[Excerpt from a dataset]
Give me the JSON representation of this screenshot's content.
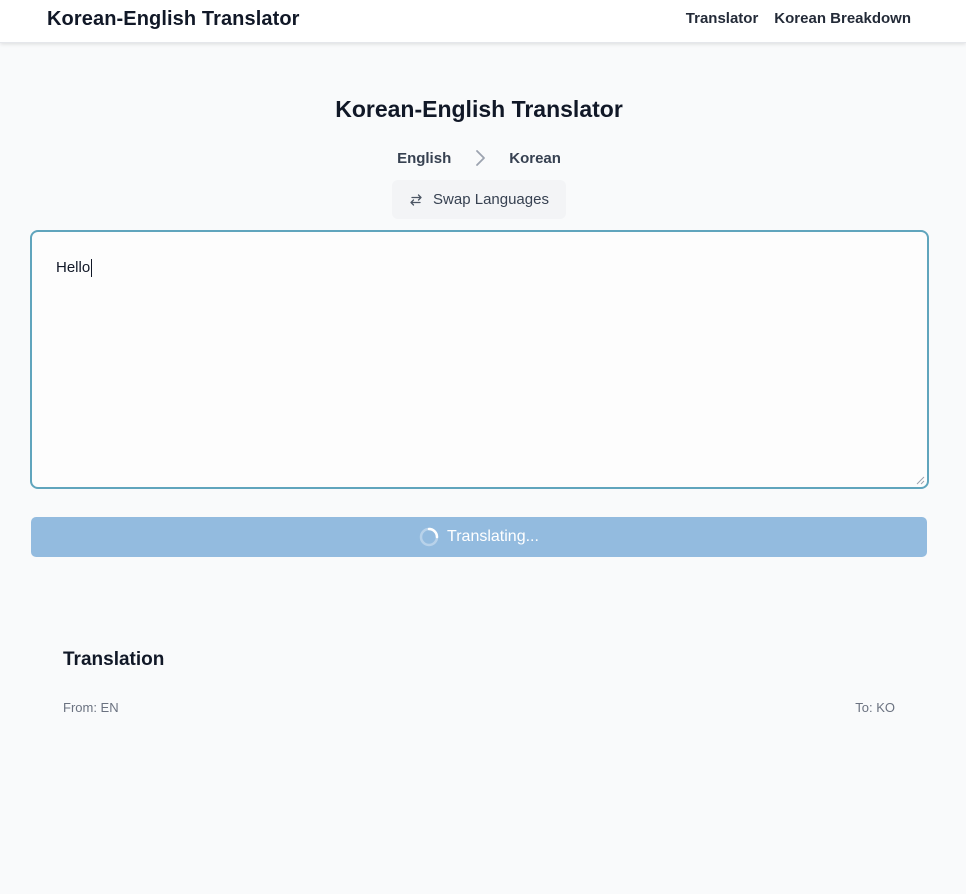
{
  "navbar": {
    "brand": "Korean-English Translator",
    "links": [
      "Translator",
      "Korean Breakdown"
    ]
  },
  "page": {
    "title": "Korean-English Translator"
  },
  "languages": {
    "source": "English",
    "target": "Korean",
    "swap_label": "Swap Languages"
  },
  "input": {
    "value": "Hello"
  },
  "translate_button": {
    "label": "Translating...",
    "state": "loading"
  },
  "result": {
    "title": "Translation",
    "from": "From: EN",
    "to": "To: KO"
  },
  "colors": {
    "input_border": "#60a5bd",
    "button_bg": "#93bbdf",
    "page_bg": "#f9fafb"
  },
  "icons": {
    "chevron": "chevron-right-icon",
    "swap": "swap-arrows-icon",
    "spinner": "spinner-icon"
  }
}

» **Problem to solve**
Go through the listing above and pull out each line containing the word "Translator".

» **Written reply**
    "brand": "Korean-English Translator",
      "Translator",
    "title": "Korean-English Translator"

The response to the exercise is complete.